◆ **What is expected**: Print out every record exactly as it appears.

_ _ _ _

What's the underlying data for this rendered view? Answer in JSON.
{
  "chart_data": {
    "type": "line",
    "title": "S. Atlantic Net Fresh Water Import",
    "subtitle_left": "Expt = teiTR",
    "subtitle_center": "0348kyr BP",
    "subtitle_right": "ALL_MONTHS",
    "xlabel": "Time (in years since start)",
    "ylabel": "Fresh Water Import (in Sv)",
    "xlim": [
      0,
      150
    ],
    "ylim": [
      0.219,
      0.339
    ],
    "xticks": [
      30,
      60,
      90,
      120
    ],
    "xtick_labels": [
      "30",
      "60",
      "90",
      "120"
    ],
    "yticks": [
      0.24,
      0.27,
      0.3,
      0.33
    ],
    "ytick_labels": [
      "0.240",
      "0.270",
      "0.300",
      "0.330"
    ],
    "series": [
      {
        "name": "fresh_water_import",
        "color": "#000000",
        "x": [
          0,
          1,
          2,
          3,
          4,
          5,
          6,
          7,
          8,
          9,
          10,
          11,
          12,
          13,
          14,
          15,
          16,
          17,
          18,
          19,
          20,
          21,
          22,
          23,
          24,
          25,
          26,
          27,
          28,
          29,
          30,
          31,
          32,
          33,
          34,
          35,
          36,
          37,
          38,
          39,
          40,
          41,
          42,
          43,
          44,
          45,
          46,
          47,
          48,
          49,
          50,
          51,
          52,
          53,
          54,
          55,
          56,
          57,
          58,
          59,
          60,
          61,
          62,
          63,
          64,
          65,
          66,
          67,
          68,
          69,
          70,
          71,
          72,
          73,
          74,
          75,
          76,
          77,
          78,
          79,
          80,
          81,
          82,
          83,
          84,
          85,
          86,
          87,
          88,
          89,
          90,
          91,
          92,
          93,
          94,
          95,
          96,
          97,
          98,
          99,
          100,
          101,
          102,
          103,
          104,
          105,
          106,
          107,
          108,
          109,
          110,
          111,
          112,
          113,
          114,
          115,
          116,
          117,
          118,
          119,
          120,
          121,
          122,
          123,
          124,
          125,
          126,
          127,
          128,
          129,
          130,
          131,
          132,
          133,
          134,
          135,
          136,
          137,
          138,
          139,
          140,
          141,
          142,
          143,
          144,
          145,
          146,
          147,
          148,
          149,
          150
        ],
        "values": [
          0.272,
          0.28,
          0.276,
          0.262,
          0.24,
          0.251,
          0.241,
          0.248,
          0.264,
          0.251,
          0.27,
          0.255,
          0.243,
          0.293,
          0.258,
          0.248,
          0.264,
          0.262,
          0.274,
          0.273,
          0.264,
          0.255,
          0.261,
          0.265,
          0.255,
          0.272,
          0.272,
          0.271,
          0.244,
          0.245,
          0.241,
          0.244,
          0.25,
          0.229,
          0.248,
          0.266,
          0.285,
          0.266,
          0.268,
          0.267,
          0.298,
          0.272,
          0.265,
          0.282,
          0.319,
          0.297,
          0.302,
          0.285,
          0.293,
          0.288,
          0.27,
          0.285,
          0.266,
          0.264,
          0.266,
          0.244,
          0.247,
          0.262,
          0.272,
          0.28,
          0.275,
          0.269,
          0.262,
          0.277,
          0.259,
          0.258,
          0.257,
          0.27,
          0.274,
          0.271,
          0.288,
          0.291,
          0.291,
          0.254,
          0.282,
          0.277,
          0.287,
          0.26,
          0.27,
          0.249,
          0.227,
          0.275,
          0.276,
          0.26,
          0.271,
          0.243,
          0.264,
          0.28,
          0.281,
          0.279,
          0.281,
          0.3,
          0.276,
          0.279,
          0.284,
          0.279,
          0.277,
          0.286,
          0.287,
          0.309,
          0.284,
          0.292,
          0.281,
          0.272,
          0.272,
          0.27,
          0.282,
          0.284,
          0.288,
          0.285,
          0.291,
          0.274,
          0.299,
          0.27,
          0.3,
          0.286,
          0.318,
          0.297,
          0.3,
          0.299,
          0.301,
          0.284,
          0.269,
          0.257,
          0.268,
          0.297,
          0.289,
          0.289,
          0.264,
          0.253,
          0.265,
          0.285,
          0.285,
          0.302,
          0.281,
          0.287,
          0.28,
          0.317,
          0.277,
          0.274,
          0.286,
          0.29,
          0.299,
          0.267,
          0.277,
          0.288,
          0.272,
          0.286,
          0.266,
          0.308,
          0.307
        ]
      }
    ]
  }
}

_ _ _ _

◆ **Output**:
What's the underlying data for this rendered view? Answer in JSON.
{
  "chart_data": {
    "type": "line",
    "title": "S. Atlantic Net Fresh Water Import",
    "subtitle_left": "Expt = teiTR",
    "subtitle_center": "0348kyr BP",
    "subtitle_right": "ALL_MONTHS",
    "xlabel": "Time (in years since start)",
    "ylabel": "Fresh Water Import (in Sv)",
    "xlim": [
      0,
      150
    ],
    "ylim": [
      0.219,
      0.339
    ],
    "xticks": [
      30,
      60,
      90,
      120
    ],
    "xtick_labels": [
      "30",
      "60",
      "90",
      "120"
    ],
    "yticks": [
      0.24,
      0.27,
      0.3,
      0.33
    ],
    "ytick_labels": [
      "0.240",
      "0.270",
      "0.300",
      "0.330"
    ],
    "series": [
      {
        "name": "fresh_water_import",
        "color": "#000000",
        "x": [
          0,
          1,
          2,
          3,
          4,
          5,
          6,
          7,
          8,
          9,
          10,
          11,
          12,
          13,
          14,
          15,
          16,
          17,
          18,
          19,
          20,
          21,
          22,
          23,
          24,
          25,
          26,
          27,
          28,
          29,
          30,
          31,
          32,
          33,
          34,
          35,
          36,
          37,
          38,
          39,
          40,
          41,
          42,
          43,
          44,
          45,
          46,
          47,
          48,
          49,
          50,
          51,
          52,
          53,
          54,
          55,
          56,
          57,
          58,
          59,
          60,
          61,
          62,
          63,
          64,
          65,
          66,
          67,
          68,
          69,
          70,
          71,
          72,
          73,
          74,
          75,
          76,
          77,
          78,
          79,
          80,
          81,
          82,
          83,
          84,
          85,
          86,
          87,
          88,
          89,
          90,
          91,
          92,
          93,
          94,
          95,
          96,
          97,
          98,
          99,
          100,
          101,
          102,
          103,
          104,
          105,
          106,
          107,
          108,
          109,
          110,
          111,
          112,
          113,
          114,
          115,
          116,
          117,
          118,
          119,
          120,
          121,
          122,
          123,
          124,
          125,
          126,
          127,
          128,
          129,
          130,
          131,
          132,
          133,
          134,
          135,
          136,
          137,
          138,
          139,
          140,
          141,
          142,
          143,
          144,
          145,
          146,
          147,
          148,
          149,
          150
        ],
        "values": [
          0.272,
          0.28,
          0.276,
          0.262,
          0.24,
          0.251,
          0.241,
          0.248,
          0.264,
          0.251,
          0.27,
          0.255,
          0.243,
          0.293,
          0.258,
          0.248,
          0.264,
          0.262,
          0.274,
          0.273,
          0.264,
          0.255,
          0.261,
          0.265,
          0.255,
          0.272,
          0.272,
          0.271,
          0.244,
          0.245,
          0.241,
          0.244,
          0.25,
          0.229,
          0.248,
          0.266,
          0.285,
          0.266,
          0.268,
          0.267,
          0.298,
          0.272,
          0.265,
          0.282,
          0.319,
          0.297,
          0.302,
          0.285,
          0.293,
          0.288,
          0.27,
          0.285,
          0.266,
          0.264,
          0.266,
          0.244,
          0.247,
          0.262,
          0.272,
          0.28,
          0.275,
          0.269,
          0.262,
          0.277,
          0.259,
          0.258,
          0.257,
          0.27,
          0.274,
          0.271,
          0.288,
          0.291,
          0.291,
          0.254,
          0.282,
          0.277,
          0.287,
          0.26,
          0.27,
          0.249,
          0.227,
          0.275,
          0.276,
          0.26,
          0.271,
          0.243,
          0.264,
          0.28,
          0.281,
          0.279,
          0.281,
          0.3,
          0.276,
          0.279,
          0.284,
          0.279,
          0.277,
          0.286,
          0.287,
          0.309,
          0.284,
          0.292,
          0.281,
          0.272,
          0.272,
          0.27,
          0.282,
          0.284,
          0.288,
          0.285,
          0.291,
          0.274,
          0.299,
          0.27,
          0.3,
          0.286,
          0.318,
          0.297,
          0.3,
          0.299,
          0.301,
          0.284,
          0.269,
          0.257,
          0.268,
          0.297,
          0.289,
          0.289,
          0.264,
          0.253,
          0.265,
          0.285,
          0.285,
          0.302,
          0.281,
          0.287,
          0.28,
          0.317,
          0.277,
          0.274,
          0.286,
          0.29,
          0.299,
          0.267,
          0.277,
          0.288,
          0.272,
          0.286,
          0.266,
          0.308,
          0.307
        ]
      }
    ]
  }
}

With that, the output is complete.